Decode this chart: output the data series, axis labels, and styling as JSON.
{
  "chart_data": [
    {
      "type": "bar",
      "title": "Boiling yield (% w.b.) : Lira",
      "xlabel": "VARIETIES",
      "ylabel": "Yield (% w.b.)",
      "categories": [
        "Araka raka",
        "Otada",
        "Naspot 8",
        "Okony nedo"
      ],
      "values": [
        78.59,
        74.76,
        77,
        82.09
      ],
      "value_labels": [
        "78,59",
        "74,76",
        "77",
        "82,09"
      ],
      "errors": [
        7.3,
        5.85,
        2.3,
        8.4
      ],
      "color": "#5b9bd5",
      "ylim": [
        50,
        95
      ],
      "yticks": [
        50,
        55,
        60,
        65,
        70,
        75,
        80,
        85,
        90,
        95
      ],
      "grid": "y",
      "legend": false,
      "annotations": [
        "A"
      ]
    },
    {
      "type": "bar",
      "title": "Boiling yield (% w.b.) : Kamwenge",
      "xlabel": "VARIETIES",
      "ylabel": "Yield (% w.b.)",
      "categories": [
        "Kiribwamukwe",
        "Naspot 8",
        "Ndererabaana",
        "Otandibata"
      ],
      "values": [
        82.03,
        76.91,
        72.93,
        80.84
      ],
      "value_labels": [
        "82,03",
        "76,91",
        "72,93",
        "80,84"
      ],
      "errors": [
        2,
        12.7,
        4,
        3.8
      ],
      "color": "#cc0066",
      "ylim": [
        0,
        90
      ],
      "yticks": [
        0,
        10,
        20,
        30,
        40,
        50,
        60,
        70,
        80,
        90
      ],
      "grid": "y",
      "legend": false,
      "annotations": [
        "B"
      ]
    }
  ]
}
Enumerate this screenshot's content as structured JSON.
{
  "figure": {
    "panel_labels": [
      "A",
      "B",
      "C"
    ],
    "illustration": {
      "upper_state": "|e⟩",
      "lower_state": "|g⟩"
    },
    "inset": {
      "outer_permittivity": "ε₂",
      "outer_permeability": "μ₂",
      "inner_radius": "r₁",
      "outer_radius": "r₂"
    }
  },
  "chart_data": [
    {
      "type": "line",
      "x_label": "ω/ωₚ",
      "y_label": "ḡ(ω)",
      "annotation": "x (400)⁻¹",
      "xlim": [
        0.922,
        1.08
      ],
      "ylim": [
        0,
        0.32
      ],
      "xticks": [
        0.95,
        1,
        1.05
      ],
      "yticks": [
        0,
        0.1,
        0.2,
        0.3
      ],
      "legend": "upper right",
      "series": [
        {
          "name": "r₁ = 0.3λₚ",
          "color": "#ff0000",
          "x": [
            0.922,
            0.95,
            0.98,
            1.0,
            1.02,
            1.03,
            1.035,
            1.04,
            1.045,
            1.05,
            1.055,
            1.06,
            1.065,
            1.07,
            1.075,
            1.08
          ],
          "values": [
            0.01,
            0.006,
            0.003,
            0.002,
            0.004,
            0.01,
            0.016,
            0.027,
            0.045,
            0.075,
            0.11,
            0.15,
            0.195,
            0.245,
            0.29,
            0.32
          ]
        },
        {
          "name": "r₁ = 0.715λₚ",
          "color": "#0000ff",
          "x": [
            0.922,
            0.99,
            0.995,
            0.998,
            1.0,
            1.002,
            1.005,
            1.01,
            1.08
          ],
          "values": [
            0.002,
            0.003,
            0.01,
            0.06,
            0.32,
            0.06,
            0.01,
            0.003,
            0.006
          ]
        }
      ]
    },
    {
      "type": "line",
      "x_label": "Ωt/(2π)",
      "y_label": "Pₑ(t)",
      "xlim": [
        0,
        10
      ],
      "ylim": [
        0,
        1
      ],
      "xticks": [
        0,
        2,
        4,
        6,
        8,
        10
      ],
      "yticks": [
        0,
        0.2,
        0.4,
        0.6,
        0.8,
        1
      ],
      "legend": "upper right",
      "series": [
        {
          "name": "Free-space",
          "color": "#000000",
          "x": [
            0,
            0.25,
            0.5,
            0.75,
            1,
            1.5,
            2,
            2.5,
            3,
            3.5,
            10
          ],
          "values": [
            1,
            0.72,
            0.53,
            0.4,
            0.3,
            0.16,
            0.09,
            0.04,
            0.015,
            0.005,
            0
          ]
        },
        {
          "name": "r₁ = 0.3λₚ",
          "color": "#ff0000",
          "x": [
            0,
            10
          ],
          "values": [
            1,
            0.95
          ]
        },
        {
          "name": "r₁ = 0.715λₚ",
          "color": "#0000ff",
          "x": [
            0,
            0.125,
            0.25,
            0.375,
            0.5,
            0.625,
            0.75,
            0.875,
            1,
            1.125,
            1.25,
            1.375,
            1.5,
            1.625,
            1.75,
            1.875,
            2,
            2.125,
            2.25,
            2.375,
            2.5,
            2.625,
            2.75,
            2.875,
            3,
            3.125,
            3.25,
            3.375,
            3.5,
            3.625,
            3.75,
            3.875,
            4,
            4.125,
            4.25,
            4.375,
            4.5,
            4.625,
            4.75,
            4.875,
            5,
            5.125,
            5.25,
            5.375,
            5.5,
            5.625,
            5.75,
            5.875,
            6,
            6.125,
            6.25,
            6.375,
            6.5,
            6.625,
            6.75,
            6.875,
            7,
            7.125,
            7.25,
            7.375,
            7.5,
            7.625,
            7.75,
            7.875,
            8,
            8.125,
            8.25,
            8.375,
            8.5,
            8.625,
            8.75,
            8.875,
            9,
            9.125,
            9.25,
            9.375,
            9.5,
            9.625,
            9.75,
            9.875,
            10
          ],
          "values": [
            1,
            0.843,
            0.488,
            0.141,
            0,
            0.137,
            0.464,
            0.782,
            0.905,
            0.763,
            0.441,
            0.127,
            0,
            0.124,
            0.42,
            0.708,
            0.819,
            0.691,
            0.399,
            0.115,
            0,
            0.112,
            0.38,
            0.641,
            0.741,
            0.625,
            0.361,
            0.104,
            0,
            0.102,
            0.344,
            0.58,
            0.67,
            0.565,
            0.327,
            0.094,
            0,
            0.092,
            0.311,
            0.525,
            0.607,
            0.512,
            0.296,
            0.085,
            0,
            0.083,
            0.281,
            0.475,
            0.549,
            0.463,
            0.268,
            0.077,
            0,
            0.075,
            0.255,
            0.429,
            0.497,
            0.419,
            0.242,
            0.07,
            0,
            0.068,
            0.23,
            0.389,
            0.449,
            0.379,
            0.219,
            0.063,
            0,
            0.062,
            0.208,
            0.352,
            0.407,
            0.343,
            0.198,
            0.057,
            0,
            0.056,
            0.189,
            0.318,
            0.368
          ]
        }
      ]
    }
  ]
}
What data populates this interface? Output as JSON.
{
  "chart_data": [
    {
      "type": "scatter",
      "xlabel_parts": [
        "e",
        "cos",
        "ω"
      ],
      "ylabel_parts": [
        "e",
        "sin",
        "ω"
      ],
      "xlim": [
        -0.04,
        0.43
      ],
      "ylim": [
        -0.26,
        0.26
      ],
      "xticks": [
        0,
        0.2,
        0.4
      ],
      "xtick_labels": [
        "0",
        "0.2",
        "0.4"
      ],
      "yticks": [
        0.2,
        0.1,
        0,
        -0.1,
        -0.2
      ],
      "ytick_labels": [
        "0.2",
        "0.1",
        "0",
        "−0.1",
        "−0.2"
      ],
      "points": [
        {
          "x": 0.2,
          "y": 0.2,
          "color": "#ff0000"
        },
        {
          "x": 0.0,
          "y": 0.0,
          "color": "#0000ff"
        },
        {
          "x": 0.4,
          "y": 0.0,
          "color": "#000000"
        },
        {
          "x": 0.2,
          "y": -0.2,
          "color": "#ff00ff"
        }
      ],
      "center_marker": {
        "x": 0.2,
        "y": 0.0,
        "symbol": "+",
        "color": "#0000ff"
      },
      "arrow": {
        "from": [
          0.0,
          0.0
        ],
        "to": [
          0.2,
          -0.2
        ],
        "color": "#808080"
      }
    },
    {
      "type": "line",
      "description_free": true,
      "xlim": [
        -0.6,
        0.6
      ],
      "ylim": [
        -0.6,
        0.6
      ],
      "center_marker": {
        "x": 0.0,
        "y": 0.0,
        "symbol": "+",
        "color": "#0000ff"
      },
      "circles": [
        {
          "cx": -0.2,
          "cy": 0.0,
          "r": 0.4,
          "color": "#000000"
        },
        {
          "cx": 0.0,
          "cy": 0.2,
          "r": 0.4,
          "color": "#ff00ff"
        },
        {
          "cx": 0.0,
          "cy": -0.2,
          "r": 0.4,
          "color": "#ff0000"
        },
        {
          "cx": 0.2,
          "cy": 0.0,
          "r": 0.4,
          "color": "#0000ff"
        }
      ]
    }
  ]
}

※

TASK:
Using the records given above, list every line that includes the word "this".

WRITTEN REPLY:
Decode this chart: output the data series, axis labels, and styling as JSON.
Enumerate this screenshot's content as structured JSON.
What data populates this interface? Output as JSON.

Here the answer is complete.